Start

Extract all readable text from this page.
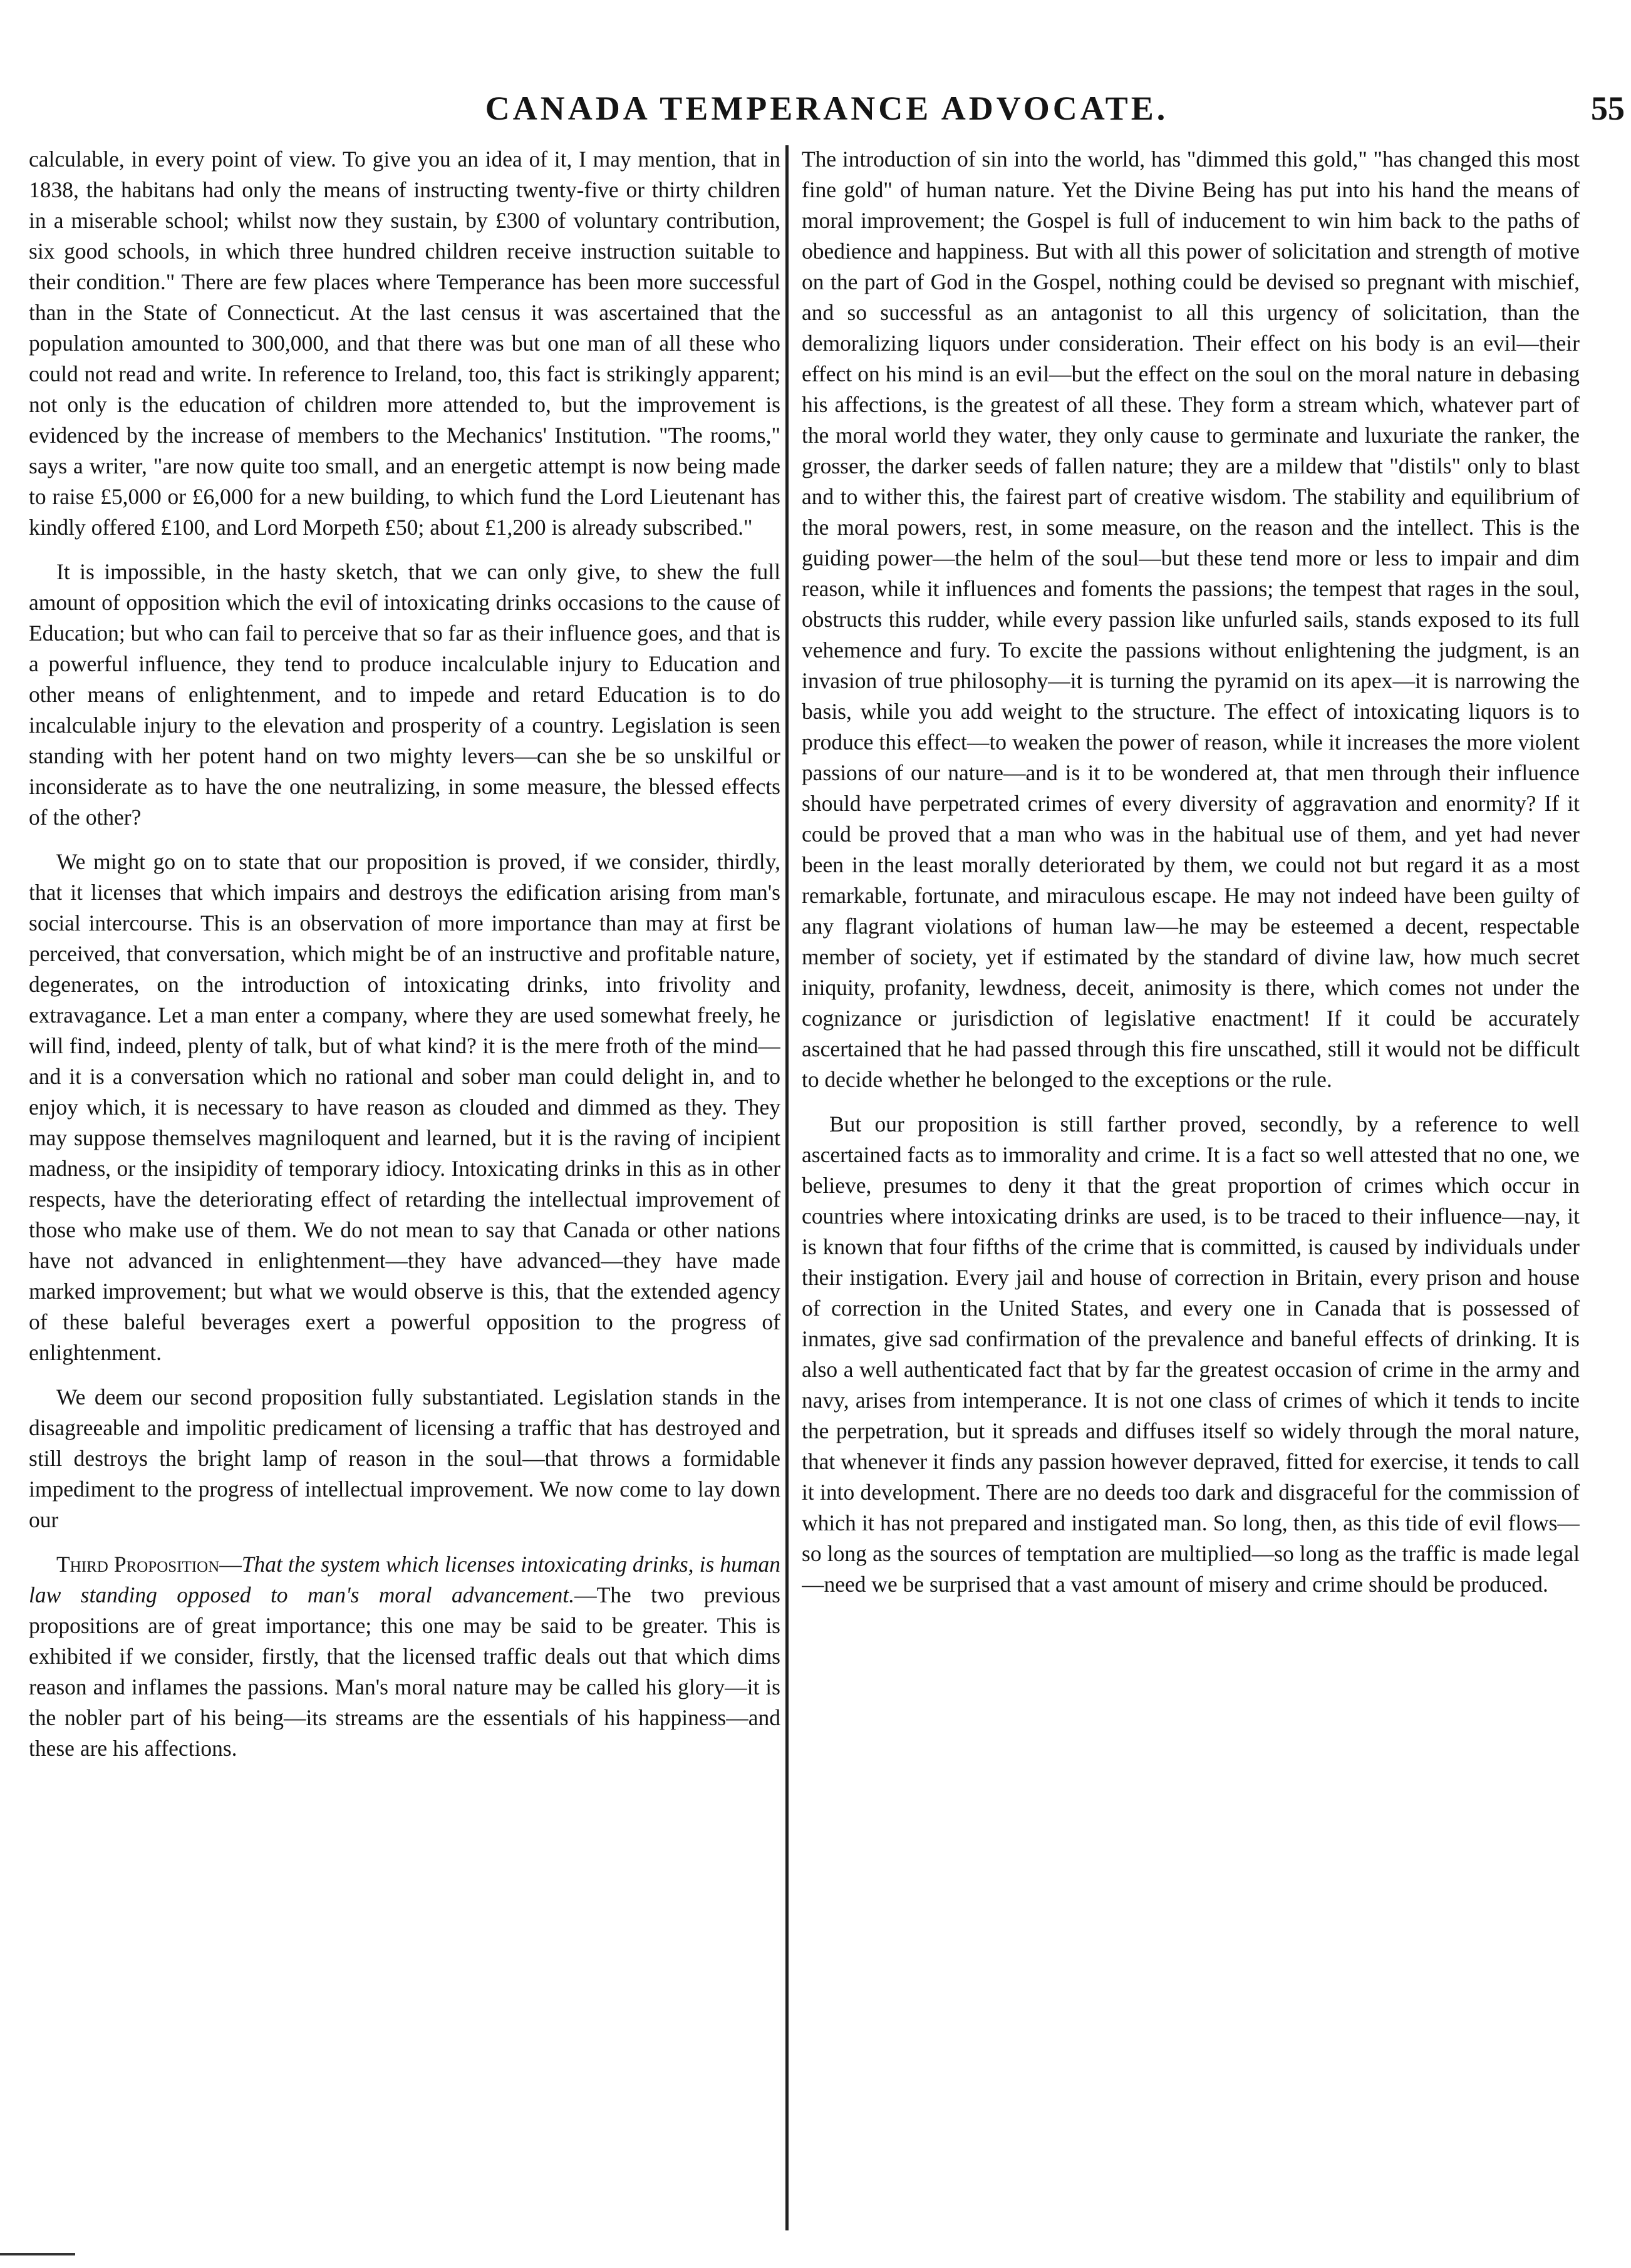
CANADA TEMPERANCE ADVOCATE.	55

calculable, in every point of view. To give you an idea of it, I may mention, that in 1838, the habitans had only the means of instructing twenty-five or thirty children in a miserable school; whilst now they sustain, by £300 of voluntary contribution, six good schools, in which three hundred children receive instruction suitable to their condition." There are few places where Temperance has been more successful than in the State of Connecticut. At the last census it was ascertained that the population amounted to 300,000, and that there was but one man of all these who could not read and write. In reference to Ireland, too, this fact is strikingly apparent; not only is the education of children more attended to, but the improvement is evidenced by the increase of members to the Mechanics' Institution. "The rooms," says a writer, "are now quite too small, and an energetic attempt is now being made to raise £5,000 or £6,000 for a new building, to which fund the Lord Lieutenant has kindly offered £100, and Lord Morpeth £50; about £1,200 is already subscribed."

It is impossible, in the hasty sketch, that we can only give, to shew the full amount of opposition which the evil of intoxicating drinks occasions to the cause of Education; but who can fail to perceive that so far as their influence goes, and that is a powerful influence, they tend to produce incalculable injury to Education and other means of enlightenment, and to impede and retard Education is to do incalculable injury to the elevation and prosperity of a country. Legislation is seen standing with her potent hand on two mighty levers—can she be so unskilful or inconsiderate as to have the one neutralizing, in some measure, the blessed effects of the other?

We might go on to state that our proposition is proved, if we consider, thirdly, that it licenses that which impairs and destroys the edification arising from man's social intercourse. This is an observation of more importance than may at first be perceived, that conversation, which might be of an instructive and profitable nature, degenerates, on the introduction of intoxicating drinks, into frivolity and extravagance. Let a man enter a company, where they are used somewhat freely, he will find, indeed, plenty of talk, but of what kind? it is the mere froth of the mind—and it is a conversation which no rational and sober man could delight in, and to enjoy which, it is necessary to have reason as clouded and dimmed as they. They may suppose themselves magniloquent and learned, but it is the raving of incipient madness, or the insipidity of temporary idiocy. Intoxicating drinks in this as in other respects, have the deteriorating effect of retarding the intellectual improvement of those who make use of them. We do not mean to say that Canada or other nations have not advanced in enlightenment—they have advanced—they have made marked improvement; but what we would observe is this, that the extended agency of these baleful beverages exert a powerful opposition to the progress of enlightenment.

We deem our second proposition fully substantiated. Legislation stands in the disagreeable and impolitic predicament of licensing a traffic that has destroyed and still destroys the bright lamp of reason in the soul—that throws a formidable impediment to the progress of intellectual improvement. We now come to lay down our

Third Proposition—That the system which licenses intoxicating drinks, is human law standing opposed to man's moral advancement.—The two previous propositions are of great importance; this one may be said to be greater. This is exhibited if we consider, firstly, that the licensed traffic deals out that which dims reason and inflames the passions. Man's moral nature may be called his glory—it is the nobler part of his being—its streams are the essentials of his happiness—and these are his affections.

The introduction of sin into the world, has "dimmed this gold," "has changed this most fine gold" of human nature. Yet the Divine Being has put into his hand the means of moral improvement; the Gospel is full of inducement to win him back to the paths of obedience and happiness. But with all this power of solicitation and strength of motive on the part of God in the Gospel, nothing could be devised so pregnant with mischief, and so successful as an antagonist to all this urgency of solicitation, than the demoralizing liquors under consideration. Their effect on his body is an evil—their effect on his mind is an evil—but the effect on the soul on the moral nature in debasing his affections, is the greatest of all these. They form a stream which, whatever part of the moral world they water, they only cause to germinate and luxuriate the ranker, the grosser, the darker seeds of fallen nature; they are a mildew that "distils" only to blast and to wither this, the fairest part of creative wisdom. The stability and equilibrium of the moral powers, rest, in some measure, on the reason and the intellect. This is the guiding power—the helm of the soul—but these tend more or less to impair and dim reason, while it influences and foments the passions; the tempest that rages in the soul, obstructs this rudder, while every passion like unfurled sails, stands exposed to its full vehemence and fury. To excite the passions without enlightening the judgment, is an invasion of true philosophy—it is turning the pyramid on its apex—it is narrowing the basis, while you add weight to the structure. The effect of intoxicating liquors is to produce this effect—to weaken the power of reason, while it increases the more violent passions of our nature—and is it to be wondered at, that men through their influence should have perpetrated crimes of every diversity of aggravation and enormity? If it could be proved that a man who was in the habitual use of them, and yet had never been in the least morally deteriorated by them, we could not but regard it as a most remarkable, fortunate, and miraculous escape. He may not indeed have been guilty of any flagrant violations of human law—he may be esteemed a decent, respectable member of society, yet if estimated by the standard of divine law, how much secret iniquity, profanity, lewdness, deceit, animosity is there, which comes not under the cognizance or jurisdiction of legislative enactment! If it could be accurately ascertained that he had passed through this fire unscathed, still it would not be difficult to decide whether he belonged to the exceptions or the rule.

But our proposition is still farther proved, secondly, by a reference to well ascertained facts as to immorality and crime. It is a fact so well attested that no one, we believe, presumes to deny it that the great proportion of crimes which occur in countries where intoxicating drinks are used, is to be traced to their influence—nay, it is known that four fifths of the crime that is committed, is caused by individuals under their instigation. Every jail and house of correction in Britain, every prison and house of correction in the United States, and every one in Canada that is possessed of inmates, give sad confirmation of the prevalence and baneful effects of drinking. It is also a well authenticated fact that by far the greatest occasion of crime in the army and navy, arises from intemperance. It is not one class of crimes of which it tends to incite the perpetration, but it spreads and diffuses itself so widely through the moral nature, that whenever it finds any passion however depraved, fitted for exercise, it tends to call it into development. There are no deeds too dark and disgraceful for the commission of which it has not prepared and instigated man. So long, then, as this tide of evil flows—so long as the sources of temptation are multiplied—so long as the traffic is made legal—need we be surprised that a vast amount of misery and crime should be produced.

End
Start

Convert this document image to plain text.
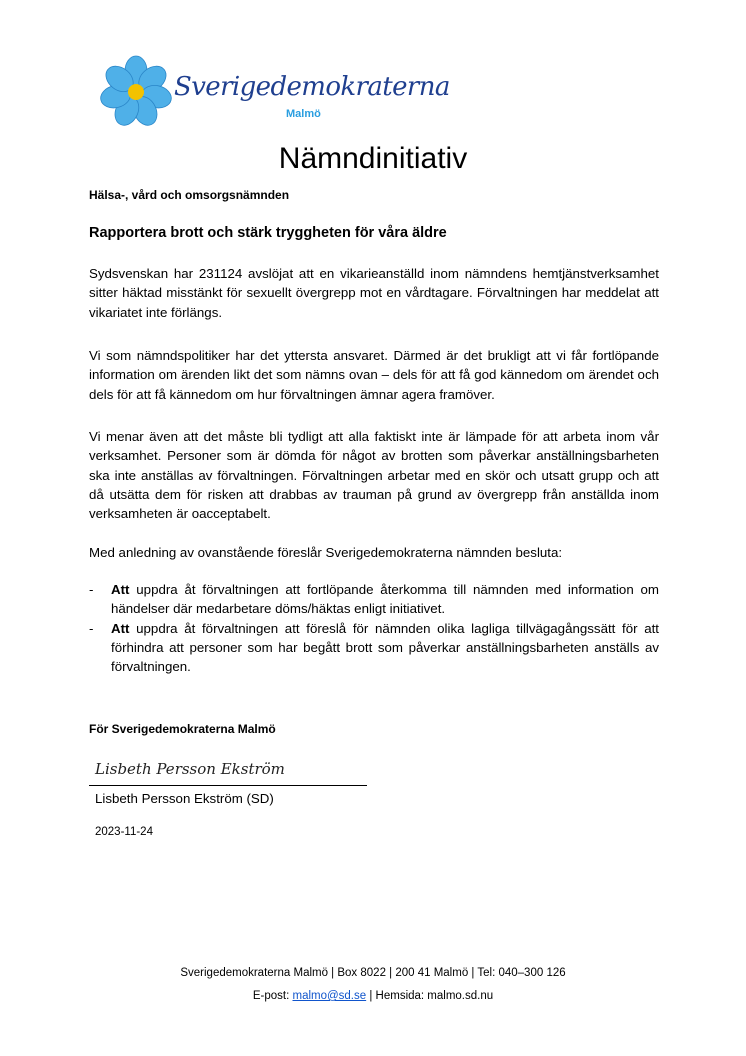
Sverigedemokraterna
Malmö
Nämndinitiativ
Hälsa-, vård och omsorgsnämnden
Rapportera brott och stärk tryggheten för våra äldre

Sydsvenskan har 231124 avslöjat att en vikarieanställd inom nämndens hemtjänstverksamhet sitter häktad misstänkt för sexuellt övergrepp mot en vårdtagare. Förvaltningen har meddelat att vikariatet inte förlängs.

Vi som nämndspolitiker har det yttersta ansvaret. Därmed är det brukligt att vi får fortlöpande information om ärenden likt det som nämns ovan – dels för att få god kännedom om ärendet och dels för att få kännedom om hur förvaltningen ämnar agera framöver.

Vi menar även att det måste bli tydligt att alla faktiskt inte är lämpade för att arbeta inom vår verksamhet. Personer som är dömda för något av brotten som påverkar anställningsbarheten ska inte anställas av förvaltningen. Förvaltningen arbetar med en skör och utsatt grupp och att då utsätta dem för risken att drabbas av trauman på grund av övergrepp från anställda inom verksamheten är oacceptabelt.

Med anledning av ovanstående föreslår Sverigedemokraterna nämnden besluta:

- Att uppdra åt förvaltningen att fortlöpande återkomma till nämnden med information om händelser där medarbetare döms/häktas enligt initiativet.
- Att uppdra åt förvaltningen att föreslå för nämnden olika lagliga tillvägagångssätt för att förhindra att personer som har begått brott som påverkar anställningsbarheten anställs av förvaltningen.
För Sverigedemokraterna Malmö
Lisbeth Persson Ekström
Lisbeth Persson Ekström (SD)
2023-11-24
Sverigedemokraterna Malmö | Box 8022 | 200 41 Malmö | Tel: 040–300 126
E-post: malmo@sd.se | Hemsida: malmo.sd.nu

End
Start

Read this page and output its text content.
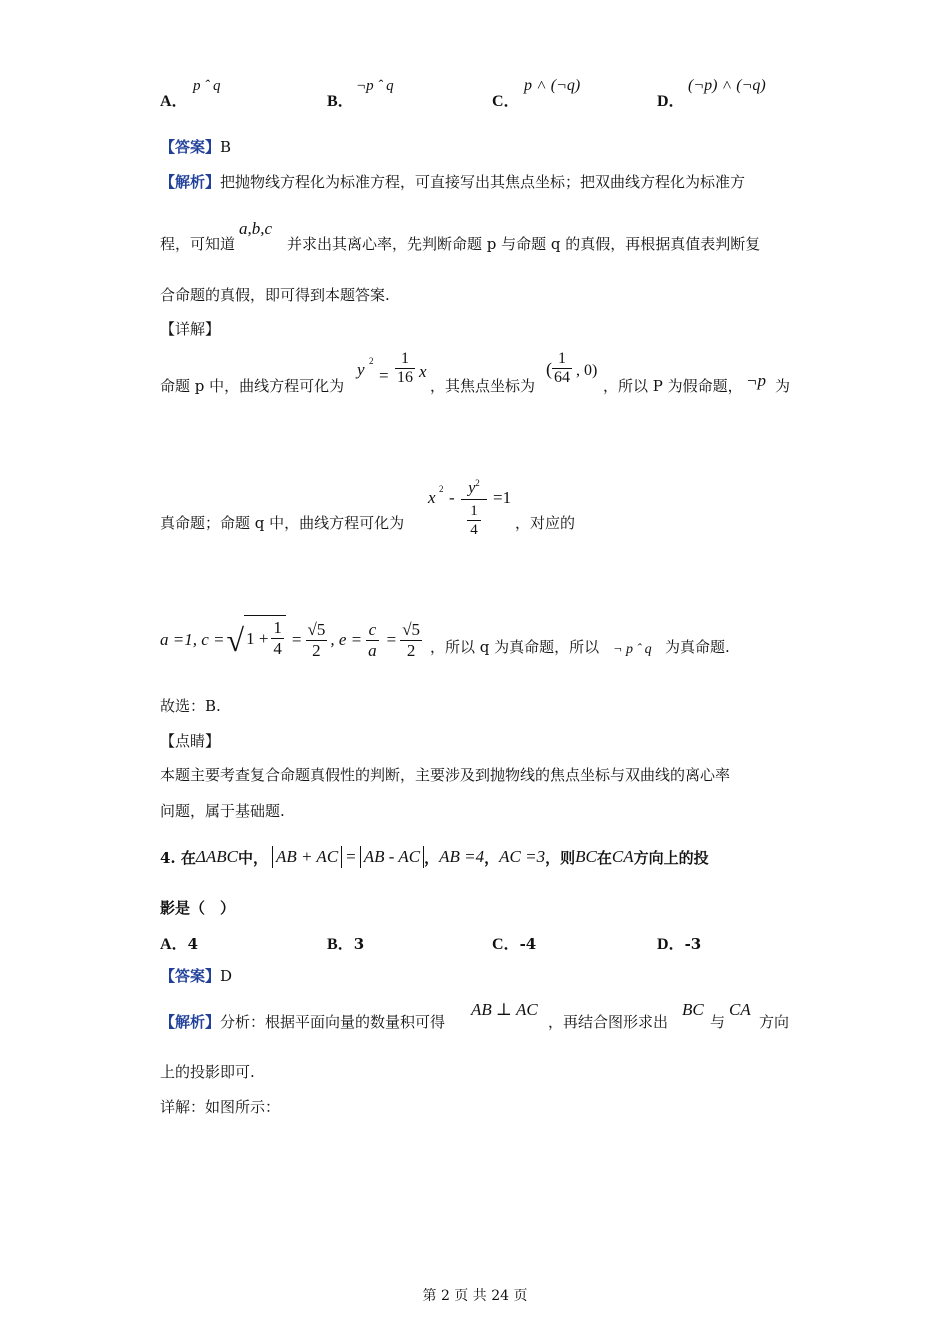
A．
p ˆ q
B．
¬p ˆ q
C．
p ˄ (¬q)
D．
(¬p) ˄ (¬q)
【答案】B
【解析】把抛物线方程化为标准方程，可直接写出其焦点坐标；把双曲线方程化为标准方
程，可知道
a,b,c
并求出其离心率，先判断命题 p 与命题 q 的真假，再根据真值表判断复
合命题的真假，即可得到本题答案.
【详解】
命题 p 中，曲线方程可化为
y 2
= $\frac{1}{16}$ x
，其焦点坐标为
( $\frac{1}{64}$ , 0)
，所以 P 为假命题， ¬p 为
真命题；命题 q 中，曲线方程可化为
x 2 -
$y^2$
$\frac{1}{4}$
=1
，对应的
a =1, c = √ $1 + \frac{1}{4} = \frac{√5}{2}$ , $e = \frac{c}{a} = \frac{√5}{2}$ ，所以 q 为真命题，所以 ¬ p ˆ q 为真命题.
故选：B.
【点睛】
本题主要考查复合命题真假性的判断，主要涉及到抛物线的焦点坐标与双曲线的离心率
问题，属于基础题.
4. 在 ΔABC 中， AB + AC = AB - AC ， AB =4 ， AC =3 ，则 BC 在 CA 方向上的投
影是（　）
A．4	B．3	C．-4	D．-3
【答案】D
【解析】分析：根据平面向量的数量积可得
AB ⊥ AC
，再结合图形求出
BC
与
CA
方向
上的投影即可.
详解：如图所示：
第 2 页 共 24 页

End

▶ [YOUR GOAL] Using the records above, list each line that includes "page".

▶ [RESULT]
Extract all readable text from this page.
Read this page and output its text content.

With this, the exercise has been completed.